# [Job]
Extract all lines that hold "blinking" from the records below.

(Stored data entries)
################
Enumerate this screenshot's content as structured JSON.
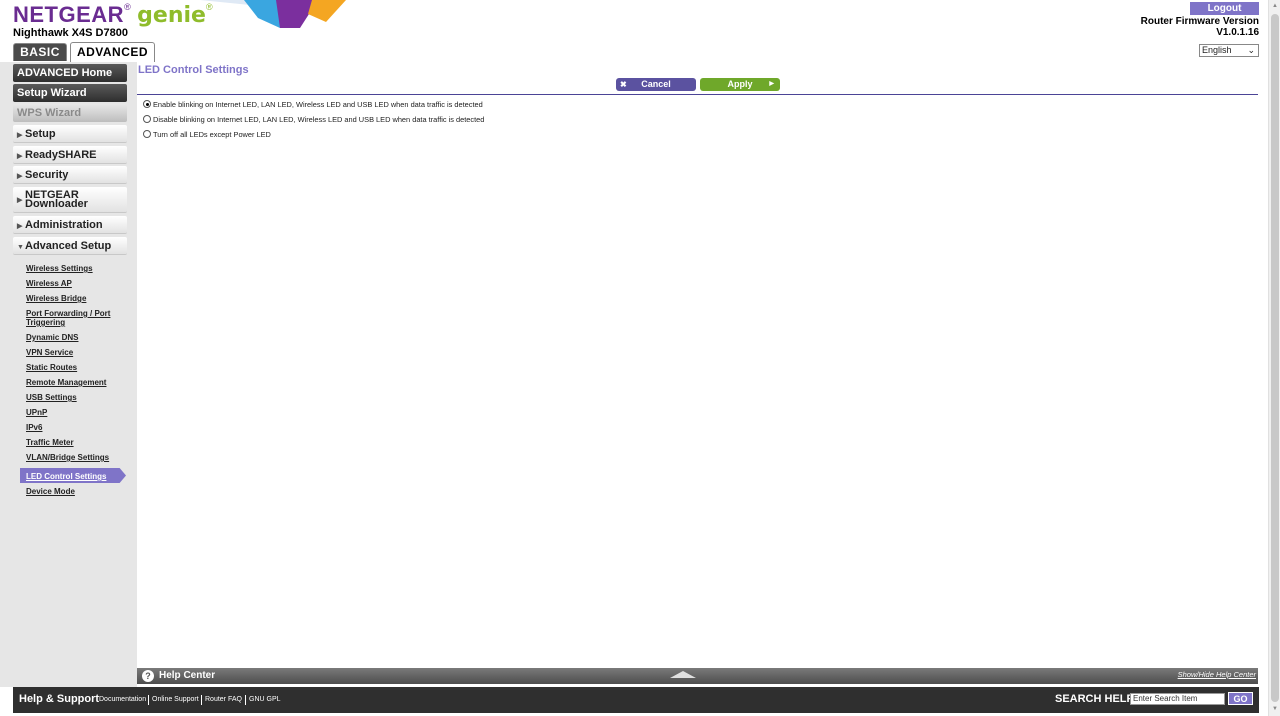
{
  "header": {
    "brand": "NETGEAR",
    "brand_mark": "®",
    "product": "genie",
    "product_mark": "®",
    "model": "Nighthawk X4S D7800",
    "tabs": {
      "basic": "BASIC",
      "advanced": "ADVANCED"
    },
    "logout": "Logout",
    "firmware_label": "Router Firmware Version",
    "firmware_version": "V1.0.1.16",
    "language": "English",
    "colors": {
      "accent": "#7f74c8",
      "brand": "#6a2c91",
      "genie": "#8fbc2b"
    }
  },
  "sidebar": {
    "top_buttons": [
      "ADVANCED Home",
      "Setup Wizard",
      "WPS Wizard"
    ],
    "sections": [
      "Setup",
      "ReadySHARE",
      "Security",
      "NETGEAR Downloader",
      "Administration",
      "Advanced Setup"
    ],
    "downloader_line1": "NETGEAR",
    "downloader_line2": "Downloader",
    "sublinks": [
      "Wireless Settings",
      "Wireless AP",
      "Wireless Bridge",
      "Port Forwarding / Port",
      "Triggering",
      "Dynamic DNS",
      "VPN Service",
      "Static Routes",
      "Remote Management",
      "USB Settings",
      "UPnP",
      "IPv6",
      "Traffic Meter",
      "VLAN/Bridge Settings",
      "LED Control Settings",
      "Device Mode"
    ],
    "active_sublink": "LED Control Settings"
  },
  "main": {
    "title": "LED Control Settings",
    "cancel_label": "Cancel",
    "apply_label": "Apply",
    "options": [
      {
        "label": "Enable blinking on Internet LED, LAN LED, Wireless LED and USB LED when data traffic is detected",
        "checked": true
      },
      {
        "label": "Disable blinking on Internet LED, LAN LED, Wireless LED and USB LED when data traffic is detected",
        "checked": false
      },
      {
        "label": "Turn off all LEDs except Power LED",
        "checked": false
      }
    ]
  },
  "help": {
    "title": "Help Center",
    "toggle": "Show/Hide Help Center"
  },
  "footer": {
    "title": "Help & Support",
    "links": [
      "Documentation",
      "Online Support",
      "Router FAQ",
      "GNU GPL"
    ],
    "search_label": "SEARCH HELP",
    "search_value": "Enter Search Item",
    "go": "GO"
  }
}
################
# [Written solution]
        "label": "Enable blinking on Internet LED, LAN LED, Wireless LED and USB LED when data traffic is detected",
        "label": "Disable blinking on Internet LED, LAN LED, Wireless LED and USB LED when data traffic is detected",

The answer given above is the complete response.